# Start of Listed entries

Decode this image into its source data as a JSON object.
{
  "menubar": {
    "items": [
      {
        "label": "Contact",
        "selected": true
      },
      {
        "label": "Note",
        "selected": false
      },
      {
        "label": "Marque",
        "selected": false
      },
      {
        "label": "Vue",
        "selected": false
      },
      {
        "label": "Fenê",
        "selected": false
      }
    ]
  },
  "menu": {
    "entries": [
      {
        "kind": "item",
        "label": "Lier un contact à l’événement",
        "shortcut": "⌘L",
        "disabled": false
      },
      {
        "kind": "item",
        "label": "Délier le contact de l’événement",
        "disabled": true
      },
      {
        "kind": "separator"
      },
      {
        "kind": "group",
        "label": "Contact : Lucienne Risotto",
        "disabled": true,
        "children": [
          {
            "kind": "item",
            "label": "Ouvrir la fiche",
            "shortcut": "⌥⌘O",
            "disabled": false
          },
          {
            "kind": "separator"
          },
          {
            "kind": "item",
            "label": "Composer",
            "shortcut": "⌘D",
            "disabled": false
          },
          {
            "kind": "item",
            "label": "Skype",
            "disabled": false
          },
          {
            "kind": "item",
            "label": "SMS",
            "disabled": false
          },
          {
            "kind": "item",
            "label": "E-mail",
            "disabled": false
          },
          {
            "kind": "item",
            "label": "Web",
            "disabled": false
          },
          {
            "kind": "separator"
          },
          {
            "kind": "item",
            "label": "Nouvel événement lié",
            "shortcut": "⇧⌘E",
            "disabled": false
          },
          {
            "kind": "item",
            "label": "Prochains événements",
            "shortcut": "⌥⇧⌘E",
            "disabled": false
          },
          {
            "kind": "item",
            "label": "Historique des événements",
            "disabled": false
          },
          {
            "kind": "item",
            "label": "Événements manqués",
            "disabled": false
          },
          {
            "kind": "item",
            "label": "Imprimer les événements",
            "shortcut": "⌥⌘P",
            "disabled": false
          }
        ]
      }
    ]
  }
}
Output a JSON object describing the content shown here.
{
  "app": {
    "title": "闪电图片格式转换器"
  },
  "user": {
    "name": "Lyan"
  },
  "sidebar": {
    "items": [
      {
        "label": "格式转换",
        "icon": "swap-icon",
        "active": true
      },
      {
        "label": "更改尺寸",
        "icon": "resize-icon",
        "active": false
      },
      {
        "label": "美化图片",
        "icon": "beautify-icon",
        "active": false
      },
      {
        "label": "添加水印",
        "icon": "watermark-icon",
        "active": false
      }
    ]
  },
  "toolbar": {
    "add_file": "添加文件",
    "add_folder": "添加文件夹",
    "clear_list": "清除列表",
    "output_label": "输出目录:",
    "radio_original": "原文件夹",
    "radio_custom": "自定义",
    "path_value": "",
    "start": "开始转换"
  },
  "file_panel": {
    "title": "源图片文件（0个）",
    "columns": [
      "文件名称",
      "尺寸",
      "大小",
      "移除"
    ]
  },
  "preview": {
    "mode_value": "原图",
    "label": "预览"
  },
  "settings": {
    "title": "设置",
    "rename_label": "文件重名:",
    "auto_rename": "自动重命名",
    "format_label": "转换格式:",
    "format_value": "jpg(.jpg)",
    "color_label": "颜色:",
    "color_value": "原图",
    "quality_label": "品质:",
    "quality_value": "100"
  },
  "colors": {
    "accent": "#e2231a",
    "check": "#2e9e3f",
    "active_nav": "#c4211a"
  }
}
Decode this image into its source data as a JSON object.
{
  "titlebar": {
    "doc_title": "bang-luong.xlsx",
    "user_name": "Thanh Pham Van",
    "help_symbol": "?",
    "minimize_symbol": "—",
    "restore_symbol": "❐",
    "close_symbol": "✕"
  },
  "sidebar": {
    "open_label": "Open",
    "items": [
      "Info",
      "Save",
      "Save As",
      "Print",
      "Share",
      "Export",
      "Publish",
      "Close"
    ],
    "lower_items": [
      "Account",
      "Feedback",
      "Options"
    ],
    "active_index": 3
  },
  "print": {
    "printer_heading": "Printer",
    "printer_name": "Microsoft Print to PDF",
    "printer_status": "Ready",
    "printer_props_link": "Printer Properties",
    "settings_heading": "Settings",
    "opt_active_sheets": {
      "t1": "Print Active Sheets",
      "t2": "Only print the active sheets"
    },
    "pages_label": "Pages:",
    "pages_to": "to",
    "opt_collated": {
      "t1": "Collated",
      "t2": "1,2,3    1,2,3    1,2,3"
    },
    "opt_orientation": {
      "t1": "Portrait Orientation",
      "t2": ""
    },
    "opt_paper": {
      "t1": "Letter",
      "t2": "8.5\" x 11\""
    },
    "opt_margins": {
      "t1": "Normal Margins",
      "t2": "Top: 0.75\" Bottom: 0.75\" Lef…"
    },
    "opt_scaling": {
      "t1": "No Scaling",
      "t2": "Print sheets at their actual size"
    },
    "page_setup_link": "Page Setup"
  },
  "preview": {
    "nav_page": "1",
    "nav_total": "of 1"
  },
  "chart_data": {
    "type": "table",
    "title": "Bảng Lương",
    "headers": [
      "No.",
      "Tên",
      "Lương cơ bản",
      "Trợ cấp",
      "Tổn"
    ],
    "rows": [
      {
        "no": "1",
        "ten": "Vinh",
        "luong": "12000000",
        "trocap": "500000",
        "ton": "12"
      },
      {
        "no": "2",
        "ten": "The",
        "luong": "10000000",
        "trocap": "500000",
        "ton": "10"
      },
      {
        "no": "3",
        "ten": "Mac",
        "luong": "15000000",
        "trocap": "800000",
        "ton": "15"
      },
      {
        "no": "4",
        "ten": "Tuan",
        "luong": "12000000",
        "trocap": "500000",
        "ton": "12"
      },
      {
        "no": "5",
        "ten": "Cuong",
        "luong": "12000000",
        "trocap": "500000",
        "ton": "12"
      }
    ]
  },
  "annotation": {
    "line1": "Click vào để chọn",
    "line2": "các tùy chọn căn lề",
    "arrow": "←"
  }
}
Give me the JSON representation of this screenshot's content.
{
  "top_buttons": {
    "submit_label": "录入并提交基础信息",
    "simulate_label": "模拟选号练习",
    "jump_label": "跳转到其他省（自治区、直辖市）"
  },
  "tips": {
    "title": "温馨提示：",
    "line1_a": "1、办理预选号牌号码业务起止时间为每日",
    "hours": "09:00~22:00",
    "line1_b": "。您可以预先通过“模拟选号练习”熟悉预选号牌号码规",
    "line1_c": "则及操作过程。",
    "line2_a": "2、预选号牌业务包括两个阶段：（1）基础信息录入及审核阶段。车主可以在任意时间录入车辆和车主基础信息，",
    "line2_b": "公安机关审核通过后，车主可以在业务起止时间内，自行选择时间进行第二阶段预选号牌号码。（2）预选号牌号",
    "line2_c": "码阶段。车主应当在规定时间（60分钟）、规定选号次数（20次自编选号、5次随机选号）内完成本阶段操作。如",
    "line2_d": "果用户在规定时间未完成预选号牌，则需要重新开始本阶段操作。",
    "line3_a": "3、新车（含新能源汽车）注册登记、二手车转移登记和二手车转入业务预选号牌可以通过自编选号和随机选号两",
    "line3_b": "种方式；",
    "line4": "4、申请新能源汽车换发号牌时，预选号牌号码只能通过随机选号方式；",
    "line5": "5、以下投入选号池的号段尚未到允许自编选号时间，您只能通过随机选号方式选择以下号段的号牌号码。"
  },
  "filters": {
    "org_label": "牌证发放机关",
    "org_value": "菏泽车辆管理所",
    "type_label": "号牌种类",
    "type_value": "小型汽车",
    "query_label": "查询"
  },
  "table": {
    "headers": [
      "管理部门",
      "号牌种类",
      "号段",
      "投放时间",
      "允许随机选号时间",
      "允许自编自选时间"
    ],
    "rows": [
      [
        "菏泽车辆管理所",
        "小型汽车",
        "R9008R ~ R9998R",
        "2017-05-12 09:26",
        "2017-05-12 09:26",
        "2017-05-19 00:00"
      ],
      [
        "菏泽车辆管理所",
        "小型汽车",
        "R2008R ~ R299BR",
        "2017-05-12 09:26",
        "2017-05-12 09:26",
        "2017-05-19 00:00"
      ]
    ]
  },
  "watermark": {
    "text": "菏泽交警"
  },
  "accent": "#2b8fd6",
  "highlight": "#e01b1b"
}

# End of Listed entries

* [Written problem] Find the number of lines in which the word "JSON" occurs, and write nothing but that number.

* [Result for this task] 4